▶ Raw data
━━━━━━━━━━
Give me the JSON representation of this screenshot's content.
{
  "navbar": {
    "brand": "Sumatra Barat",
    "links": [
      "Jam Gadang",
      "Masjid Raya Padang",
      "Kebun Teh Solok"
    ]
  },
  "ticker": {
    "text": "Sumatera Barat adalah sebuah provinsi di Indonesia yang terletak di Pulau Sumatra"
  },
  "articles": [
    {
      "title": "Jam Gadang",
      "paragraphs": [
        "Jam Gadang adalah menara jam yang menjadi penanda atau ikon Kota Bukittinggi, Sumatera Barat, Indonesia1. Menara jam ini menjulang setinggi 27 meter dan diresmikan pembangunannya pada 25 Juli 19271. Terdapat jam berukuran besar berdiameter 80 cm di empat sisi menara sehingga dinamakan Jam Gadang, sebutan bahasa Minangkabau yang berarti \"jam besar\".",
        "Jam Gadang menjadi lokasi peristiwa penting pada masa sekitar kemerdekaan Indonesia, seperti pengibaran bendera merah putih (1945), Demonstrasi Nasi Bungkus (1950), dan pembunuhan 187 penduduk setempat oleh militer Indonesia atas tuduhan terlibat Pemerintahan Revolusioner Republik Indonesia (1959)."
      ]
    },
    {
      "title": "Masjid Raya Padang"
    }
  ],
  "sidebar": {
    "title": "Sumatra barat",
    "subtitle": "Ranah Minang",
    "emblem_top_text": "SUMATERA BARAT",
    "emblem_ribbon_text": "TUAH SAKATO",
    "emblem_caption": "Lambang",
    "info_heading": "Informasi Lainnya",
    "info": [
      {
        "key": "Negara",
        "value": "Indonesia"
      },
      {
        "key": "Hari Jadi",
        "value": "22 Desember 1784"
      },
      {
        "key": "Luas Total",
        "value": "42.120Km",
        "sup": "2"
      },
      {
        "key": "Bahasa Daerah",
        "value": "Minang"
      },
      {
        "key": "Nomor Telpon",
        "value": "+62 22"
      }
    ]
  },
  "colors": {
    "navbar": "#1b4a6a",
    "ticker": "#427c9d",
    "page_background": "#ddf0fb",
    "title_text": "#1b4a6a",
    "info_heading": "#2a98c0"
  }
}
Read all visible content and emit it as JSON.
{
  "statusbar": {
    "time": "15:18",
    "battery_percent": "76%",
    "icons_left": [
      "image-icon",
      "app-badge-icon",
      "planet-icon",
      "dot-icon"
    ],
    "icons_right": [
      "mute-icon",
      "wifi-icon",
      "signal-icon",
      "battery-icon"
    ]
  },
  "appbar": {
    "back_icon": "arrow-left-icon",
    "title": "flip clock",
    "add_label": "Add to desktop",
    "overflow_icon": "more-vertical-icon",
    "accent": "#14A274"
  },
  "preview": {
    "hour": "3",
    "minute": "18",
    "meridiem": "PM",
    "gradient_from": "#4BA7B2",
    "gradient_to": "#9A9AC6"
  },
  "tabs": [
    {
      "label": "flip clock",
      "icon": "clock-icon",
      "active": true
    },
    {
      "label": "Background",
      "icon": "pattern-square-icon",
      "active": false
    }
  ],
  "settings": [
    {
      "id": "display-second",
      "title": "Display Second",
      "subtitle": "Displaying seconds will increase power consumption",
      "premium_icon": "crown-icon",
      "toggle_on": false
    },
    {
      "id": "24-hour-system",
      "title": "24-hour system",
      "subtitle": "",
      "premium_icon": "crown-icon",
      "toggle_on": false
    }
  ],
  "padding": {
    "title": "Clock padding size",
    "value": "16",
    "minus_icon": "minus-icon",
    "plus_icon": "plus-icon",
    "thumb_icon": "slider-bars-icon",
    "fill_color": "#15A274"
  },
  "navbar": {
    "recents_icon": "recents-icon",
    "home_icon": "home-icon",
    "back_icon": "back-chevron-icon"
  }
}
━━━━━━━━━━
▶ Your objective
Reproduce the full set of records precisely.

▶ Final result
Give me the JSON representation of this screenshot's content.
{
  "navbar": {
    "brand": "Sumatra Barat",
    "links": [
      "Jam Gadang",
      "Masjid Raya Padang",
      "Kebun Teh Solok"
    ]
  },
  "ticker": {
    "text": "Sumatera Barat adalah sebuah provinsi di Indonesia yang terletak di Pulau Sumatra"
  },
  "articles": [
    {
      "title": "Jam Gadang",
      "paragraphs": [
        "Jam Gadang adalah menara jam yang menjadi penanda atau ikon Kota Bukittinggi, Sumatera Barat, Indonesia1. Menara jam ini menjulang setinggi 27 meter dan diresmikan pembangunannya pada 25 Juli 19271. Terdapat jam berukuran besar berdiameter 80 cm di empat sisi menara sehingga dinamakan Jam Gadang, sebutan bahasa Minangkabau yang berarti \"jam besar\".",
        "Jam Gadang menjadi lokasi peristiwa penting pada masa sekitar kemerdekaan Indonesia, seperti pengibaran bendera merah putih (1945), Demonstrasi Nasi Bungkus (1950), dan pembunuhan 187 penduduk setempat oleh militer Indonesia atas tuduhan terlibat Pemerintahan Revolusioner Republik Indonesia (1959)."
      ]
    },
    {
      "title": "Masjid Raya Padang"
    }
  ],
  "sidebar": {
    "title": "Sumatra barat",
    "subtitle": "Ranah Minang",
    "emblem_top_text": "SUMATERA BARAT",
    "emblem_ribbon_text": "TUAH SAKATO",
    "emblem_caption": "Lambang",
    "info_heading": "Informasi Lainnya",
    "info": [
      {
        "key": "Negara",
        "value": "Indonesia"
      },
      {
        "key": "Hari Jadi",
        "value": "22 Desember 1784"
      },
      {
        "key": "Luas Total",
        "value": "42.120Km",
        "sup": "2"
      },
      {
        "key": "Bahasa Daerah",
        "value": "Minang"
      },
      {
        "key": "Nomor Telpon",
        "value": "+62 22"
      }
    ]
  },
  "colors": {
    "navbar": "#1b4a6a",
    "ticker": "#427c9d",
    "page_background": "#ddf0fb",
    "title_text": "#1b4a6a",
    "info_heading": "#2a98c0"
  }
}
Read all visible content and emit it as JSON.
{
  "statusbar": {
    "time": "15:18",
    "battery_percent": "76%",
    "icons_left": [
      "image-icon",
      "app-badge-icon",
      "planet-icon",
      "dot-icon"
    ],
    "icons_right": [
      "mute-icon",
      "wifi-icon",
      "signal-icon",
      "battery-icon"
    ]
  },
  "appbar": {
    "back_icon": "arrow-left-icon",
    "title": "flip clock",
    "add_label": "Add to desktop",
    "overflow_icon": "more-vertical-icon",
    "accent": "#14A274"
  },
  "preview": {
    "hour": "3",
    "minute": "18",
    "meridiem": "PM",
    "gradient_from": "#4BA7B2",
    "gradient_to": "#9A9AC6"
  },
  "tabs": [
    {
      "label": "flip clock",
      "icon": "clock-icon",
      "active": true
    },
    {
      "label": "Background",
      "icon": "pattern-square-icon",
      "active": false
    }
  ],
  "settings": [
    {
      "id": "display-second",
      "title": "Display Second",
      "subtitle": "Displaying seconds will increase power consumption",
      "premium_icon": "crown-icon",
      "toggle_on": false
    },
    {
      "id": "24-hour-system",
      "title": "24-hour system",
      "subtitle": "",
      "premium_icon": "crown-icon",
      "toggle_on": false
    }
  ],
  "padding": {
    "title": "Clock padding size",
    "value": "16",
    "minus_icon": "minus-icon",
    "plus_icon": "plus-icon",
    "thumb_icon": "slider-bars-icon",
    "fill_color": "#15A274"
  },
  "navbar": {
    "recents_icon": "recents-icon",
    "home_icon": "home-icon",
    "back_icon": "back-chevron-icon"
  }
}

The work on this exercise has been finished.